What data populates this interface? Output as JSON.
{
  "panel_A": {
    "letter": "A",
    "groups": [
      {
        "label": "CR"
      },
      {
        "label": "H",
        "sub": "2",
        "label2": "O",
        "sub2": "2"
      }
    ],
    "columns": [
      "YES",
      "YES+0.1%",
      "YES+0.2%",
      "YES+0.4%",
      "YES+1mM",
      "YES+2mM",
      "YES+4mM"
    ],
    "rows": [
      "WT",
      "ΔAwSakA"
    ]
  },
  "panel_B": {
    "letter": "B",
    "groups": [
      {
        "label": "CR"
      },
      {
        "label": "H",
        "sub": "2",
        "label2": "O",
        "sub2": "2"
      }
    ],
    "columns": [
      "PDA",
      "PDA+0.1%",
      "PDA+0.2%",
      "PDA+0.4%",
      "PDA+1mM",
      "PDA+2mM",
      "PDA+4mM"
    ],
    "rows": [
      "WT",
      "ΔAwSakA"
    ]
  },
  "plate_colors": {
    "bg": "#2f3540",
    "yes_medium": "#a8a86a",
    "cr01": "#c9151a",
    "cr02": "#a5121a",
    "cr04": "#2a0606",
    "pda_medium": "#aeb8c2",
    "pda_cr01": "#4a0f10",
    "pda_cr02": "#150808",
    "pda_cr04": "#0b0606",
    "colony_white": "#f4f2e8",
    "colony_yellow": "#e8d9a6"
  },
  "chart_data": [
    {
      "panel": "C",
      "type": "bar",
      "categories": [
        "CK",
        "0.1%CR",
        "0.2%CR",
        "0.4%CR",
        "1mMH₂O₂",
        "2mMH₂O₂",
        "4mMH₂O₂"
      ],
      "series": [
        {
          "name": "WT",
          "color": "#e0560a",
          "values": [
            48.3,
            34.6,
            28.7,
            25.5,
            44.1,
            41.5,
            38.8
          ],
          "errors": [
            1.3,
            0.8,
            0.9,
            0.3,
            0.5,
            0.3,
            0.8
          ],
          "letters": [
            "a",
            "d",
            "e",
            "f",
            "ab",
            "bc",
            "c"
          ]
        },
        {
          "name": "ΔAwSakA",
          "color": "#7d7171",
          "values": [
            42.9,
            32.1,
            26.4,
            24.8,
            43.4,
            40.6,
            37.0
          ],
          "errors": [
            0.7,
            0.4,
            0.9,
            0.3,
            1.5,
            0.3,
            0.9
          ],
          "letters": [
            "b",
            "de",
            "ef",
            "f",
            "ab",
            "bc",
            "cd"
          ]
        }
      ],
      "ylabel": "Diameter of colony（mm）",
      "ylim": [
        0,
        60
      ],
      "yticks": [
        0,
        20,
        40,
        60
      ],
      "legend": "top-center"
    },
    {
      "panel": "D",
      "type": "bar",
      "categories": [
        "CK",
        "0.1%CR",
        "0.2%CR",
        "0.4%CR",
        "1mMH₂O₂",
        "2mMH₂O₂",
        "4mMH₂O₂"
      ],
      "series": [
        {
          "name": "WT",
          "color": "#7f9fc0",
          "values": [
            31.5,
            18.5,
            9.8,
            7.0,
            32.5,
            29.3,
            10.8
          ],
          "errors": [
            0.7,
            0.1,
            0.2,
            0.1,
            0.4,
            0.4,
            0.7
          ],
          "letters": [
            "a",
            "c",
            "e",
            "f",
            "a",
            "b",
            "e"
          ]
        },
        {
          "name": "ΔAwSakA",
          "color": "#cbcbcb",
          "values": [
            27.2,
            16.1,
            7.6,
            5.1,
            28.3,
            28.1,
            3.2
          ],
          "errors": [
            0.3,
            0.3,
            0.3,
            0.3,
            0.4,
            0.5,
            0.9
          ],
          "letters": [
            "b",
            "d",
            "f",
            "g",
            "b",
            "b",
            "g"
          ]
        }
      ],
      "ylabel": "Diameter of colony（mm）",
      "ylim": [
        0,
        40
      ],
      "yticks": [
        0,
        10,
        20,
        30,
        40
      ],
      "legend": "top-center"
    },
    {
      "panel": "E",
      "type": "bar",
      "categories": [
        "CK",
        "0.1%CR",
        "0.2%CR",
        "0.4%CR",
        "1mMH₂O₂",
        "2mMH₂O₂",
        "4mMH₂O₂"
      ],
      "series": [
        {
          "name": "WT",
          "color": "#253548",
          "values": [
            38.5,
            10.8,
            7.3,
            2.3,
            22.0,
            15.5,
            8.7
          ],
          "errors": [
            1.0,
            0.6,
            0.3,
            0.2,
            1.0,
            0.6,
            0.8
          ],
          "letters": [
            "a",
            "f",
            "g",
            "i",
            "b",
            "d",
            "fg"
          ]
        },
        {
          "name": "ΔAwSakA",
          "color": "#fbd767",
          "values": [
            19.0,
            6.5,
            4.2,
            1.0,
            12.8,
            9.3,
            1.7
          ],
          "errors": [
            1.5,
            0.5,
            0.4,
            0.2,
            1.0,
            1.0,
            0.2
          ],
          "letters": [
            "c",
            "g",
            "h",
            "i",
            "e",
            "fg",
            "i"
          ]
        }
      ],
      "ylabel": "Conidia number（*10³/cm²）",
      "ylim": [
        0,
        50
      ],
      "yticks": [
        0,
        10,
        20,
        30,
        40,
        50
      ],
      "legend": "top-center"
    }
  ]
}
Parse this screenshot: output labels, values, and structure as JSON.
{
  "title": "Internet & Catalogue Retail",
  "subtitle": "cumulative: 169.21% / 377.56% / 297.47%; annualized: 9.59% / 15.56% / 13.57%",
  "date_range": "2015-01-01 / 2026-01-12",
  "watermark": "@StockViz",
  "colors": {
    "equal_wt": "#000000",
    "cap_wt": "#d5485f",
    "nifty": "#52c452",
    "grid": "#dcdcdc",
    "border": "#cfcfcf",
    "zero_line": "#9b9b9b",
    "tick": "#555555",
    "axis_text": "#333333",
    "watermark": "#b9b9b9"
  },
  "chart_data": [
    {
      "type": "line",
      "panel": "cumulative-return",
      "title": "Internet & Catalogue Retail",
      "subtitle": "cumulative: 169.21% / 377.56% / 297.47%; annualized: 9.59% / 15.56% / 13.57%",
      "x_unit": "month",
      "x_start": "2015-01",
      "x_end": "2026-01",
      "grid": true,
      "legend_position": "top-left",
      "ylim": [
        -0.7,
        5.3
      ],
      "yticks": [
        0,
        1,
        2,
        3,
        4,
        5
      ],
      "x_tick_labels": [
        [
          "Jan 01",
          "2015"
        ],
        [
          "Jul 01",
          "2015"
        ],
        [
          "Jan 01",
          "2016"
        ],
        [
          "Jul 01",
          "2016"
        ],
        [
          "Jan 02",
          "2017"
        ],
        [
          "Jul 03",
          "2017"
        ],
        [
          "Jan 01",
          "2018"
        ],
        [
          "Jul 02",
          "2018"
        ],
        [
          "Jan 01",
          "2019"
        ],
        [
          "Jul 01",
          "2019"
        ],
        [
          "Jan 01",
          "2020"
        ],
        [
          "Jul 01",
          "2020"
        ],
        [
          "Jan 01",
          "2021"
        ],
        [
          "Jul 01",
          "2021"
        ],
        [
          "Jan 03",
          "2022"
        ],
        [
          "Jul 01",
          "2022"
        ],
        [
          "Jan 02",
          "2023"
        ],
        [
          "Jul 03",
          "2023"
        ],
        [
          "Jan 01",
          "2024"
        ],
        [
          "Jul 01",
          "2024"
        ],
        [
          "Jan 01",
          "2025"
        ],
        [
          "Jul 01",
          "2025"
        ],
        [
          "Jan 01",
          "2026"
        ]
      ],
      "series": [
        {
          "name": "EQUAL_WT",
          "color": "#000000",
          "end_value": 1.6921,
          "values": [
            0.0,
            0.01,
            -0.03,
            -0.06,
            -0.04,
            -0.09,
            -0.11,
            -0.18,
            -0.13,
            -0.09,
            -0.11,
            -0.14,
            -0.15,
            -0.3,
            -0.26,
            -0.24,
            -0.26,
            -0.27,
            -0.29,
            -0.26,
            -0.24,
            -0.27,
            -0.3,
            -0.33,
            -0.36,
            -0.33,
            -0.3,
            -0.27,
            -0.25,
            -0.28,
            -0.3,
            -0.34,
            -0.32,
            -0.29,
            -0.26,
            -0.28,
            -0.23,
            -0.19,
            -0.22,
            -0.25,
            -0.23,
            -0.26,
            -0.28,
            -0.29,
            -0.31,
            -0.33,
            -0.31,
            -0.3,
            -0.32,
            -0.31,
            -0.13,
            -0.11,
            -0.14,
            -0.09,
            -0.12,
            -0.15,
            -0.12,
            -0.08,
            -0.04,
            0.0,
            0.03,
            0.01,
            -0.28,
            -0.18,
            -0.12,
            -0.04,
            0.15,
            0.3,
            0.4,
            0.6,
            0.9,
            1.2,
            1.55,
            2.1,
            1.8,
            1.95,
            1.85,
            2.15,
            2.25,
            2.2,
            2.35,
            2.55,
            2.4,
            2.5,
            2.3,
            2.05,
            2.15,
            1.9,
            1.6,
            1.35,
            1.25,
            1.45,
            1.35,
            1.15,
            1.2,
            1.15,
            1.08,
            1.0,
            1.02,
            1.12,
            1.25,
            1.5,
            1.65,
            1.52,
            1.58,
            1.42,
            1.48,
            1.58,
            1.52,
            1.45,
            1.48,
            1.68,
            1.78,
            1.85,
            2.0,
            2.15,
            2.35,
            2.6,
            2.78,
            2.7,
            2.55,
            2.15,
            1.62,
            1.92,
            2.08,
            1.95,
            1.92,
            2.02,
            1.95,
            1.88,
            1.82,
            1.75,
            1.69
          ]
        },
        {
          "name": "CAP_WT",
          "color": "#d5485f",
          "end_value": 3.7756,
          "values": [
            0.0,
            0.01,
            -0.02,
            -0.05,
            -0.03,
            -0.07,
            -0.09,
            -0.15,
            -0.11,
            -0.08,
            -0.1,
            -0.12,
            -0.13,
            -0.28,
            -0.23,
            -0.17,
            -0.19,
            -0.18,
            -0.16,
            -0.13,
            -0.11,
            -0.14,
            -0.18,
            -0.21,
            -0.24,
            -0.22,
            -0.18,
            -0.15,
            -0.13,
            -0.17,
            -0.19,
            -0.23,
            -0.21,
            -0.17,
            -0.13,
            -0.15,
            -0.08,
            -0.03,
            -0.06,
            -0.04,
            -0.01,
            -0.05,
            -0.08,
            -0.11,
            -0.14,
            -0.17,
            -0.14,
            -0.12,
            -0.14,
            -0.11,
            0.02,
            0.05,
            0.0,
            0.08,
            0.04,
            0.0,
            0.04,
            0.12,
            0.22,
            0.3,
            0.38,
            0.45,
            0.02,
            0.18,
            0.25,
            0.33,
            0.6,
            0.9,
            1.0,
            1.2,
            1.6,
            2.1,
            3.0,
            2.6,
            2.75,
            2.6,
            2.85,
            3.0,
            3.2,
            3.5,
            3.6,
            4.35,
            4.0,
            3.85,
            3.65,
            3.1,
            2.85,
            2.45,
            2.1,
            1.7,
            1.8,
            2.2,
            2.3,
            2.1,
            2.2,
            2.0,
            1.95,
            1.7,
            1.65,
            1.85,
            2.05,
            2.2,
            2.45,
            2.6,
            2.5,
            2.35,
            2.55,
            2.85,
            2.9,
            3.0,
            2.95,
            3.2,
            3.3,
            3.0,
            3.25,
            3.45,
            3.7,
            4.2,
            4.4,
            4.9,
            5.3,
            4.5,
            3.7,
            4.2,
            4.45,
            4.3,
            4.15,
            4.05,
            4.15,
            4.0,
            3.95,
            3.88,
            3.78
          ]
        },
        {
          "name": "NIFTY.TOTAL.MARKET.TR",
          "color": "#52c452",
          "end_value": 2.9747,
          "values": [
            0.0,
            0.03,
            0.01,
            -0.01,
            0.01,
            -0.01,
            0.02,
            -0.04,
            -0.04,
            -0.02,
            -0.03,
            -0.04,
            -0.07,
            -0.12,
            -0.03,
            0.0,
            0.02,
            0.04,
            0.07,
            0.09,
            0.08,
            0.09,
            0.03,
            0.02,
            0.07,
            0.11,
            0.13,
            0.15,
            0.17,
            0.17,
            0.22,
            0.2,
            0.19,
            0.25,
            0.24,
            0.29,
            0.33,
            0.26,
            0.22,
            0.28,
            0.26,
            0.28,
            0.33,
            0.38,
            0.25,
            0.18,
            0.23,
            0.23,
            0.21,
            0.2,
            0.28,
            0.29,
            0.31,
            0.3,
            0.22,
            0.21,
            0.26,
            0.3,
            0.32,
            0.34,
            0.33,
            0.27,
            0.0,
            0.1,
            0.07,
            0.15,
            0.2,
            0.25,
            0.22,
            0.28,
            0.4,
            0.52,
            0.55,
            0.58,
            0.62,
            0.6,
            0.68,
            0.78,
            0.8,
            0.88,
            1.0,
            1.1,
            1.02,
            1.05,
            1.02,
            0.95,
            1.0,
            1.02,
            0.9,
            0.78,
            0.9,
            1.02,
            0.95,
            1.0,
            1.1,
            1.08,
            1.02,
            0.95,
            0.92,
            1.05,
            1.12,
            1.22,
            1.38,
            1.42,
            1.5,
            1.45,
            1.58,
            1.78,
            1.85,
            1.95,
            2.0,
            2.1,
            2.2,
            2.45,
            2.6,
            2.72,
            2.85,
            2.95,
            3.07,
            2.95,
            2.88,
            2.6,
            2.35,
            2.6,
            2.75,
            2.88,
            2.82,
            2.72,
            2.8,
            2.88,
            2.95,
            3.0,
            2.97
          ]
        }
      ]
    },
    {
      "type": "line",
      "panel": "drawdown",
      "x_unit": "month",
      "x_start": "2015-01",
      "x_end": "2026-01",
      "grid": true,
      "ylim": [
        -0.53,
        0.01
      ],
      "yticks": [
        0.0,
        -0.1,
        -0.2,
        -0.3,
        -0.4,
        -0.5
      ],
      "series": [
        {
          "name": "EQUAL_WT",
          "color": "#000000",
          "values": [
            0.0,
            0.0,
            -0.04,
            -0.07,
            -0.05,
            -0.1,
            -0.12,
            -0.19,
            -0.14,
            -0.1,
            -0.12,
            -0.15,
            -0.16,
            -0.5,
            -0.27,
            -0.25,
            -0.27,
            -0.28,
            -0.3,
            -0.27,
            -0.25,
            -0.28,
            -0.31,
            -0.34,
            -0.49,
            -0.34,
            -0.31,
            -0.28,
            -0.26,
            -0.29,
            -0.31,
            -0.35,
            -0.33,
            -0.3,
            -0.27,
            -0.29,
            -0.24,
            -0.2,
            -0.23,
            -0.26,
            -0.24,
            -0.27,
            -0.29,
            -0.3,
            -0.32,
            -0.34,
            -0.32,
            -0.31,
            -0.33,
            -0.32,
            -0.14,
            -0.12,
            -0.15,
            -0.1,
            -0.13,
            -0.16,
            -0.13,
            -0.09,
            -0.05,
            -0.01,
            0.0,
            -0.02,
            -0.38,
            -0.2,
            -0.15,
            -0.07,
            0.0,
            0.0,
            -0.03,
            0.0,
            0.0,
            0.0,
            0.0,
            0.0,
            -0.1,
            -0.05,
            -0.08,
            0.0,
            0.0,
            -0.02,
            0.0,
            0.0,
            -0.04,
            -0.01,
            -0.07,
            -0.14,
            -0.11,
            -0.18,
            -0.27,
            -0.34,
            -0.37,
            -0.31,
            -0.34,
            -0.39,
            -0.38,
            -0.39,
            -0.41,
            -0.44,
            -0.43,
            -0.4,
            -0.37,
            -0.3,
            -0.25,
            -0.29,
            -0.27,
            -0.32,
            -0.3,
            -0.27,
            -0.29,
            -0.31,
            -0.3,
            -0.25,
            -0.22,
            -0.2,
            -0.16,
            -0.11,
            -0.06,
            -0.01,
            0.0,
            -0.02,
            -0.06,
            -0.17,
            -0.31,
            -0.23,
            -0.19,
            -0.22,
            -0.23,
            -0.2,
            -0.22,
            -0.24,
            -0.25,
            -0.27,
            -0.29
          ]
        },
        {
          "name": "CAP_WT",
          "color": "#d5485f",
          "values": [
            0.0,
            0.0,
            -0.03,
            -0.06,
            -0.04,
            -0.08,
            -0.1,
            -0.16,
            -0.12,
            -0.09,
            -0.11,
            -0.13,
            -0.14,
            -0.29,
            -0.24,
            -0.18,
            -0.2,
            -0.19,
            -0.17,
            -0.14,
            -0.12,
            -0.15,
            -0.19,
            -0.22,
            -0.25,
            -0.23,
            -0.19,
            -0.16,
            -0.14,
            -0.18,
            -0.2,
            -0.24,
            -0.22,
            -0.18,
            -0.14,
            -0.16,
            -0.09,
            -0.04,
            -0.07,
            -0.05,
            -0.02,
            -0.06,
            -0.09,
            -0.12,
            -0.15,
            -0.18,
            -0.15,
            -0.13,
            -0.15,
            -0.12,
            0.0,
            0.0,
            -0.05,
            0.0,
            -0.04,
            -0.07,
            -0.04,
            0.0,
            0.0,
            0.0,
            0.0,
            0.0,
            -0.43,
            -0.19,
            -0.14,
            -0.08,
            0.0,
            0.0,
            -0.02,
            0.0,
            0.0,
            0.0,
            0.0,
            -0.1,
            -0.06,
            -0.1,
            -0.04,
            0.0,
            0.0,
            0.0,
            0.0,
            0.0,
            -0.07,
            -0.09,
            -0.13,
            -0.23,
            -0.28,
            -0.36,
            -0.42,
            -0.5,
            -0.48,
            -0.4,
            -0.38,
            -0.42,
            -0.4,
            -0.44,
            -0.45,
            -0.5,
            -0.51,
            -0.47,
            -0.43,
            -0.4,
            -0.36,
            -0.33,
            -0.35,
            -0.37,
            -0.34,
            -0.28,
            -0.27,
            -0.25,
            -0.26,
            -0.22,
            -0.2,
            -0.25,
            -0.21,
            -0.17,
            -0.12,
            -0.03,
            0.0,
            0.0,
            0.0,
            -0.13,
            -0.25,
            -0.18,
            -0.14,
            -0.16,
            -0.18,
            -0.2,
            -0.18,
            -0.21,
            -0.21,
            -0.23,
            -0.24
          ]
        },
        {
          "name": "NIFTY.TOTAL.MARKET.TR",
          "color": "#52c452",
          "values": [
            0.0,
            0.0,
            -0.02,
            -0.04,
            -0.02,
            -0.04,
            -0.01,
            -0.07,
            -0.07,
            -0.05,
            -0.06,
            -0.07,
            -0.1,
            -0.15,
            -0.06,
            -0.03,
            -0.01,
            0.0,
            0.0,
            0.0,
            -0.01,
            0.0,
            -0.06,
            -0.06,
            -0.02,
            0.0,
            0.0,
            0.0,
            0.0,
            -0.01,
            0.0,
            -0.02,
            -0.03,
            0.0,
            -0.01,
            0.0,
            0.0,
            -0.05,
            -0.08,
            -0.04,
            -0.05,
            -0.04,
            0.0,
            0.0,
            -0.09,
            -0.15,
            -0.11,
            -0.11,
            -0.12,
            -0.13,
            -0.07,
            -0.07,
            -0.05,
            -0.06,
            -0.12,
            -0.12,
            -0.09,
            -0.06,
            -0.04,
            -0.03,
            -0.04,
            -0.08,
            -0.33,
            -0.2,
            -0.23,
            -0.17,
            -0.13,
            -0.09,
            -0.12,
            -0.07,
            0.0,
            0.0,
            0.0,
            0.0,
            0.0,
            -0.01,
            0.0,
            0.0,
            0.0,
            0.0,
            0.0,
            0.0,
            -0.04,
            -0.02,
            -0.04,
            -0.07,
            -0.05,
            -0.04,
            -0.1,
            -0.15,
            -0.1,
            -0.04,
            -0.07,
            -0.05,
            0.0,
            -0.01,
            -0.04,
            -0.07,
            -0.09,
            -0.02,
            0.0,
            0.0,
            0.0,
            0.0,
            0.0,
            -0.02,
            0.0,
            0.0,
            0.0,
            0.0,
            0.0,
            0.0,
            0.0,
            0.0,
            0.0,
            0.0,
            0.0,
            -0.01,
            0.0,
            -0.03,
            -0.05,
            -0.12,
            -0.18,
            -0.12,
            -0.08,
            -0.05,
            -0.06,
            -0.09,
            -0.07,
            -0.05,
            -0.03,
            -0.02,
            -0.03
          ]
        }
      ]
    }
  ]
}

--

Set problem →
Which lines contain "Internet"? Show each of them.

Finished answer →
  "title": "Internet & Catalogue Retail",
      "title": "Internet & Catalogue Retail",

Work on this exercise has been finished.